_Direction_.
Which lines hold the word "Brightness"? Copy each of them from the material.

_Supplied data_.
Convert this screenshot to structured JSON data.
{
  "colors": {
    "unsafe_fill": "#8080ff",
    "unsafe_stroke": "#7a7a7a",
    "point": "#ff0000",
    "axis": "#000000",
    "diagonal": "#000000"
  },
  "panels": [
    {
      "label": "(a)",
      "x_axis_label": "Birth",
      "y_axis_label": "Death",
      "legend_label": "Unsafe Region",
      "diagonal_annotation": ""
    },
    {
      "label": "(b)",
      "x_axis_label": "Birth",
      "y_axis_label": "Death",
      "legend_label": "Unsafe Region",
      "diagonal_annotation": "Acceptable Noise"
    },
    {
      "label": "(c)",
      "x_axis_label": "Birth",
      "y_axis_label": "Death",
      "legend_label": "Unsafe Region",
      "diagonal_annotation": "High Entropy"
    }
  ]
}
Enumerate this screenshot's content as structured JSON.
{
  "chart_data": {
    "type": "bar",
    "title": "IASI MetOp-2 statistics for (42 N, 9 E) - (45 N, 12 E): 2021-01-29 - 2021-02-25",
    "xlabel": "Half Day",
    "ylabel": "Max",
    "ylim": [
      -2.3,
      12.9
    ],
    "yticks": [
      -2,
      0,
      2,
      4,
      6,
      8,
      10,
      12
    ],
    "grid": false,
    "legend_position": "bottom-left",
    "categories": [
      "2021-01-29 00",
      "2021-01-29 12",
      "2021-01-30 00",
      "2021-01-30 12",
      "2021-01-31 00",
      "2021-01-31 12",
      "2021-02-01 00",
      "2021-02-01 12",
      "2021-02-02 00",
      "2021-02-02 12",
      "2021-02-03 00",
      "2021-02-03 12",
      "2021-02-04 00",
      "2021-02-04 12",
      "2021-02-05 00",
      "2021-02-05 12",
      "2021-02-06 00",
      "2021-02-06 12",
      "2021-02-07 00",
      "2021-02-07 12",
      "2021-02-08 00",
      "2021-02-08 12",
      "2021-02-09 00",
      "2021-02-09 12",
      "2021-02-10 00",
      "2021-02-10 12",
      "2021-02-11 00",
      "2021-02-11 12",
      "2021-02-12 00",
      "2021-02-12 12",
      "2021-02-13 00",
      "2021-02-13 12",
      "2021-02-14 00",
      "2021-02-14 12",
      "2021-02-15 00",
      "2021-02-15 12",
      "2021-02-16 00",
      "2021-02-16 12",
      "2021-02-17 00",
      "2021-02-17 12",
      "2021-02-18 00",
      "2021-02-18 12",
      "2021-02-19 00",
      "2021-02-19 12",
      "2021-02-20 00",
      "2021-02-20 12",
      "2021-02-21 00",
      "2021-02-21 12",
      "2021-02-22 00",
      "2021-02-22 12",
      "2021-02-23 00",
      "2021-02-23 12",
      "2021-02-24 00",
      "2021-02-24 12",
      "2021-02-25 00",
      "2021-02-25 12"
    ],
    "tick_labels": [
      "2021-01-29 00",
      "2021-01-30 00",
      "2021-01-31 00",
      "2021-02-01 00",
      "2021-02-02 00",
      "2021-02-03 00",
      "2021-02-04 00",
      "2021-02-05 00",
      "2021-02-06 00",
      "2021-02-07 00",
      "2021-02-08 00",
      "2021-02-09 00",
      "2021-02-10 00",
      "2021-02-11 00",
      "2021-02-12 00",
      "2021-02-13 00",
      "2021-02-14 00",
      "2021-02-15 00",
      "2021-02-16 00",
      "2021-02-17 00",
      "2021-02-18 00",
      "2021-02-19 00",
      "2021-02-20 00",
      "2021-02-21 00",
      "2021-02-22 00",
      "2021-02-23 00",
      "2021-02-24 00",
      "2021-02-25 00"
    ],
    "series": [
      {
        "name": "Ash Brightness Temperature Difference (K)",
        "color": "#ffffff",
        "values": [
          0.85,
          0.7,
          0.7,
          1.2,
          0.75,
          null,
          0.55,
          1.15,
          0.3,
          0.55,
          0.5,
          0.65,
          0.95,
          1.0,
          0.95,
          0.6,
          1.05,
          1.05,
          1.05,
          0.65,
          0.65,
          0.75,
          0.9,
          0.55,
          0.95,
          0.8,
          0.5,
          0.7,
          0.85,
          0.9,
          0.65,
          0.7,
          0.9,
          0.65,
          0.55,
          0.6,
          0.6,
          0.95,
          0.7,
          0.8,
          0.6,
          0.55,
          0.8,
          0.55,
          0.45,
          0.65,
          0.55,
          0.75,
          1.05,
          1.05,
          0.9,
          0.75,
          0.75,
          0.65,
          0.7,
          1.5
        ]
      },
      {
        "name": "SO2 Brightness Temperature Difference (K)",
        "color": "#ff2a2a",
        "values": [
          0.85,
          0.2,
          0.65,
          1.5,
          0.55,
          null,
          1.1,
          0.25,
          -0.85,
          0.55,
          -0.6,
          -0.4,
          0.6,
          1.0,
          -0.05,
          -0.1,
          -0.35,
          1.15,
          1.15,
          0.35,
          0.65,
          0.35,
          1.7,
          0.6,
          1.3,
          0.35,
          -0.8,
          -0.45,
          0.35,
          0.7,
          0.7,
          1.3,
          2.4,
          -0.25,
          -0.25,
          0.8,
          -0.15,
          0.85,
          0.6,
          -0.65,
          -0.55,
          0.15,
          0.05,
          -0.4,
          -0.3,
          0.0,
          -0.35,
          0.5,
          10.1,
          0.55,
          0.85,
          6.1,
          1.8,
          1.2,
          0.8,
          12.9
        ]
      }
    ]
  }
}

_Reply_.
        "name": "Ash Brightness Temperature Difference (K)",
        "name": "SO2 Brightness Temperature Difference (K)",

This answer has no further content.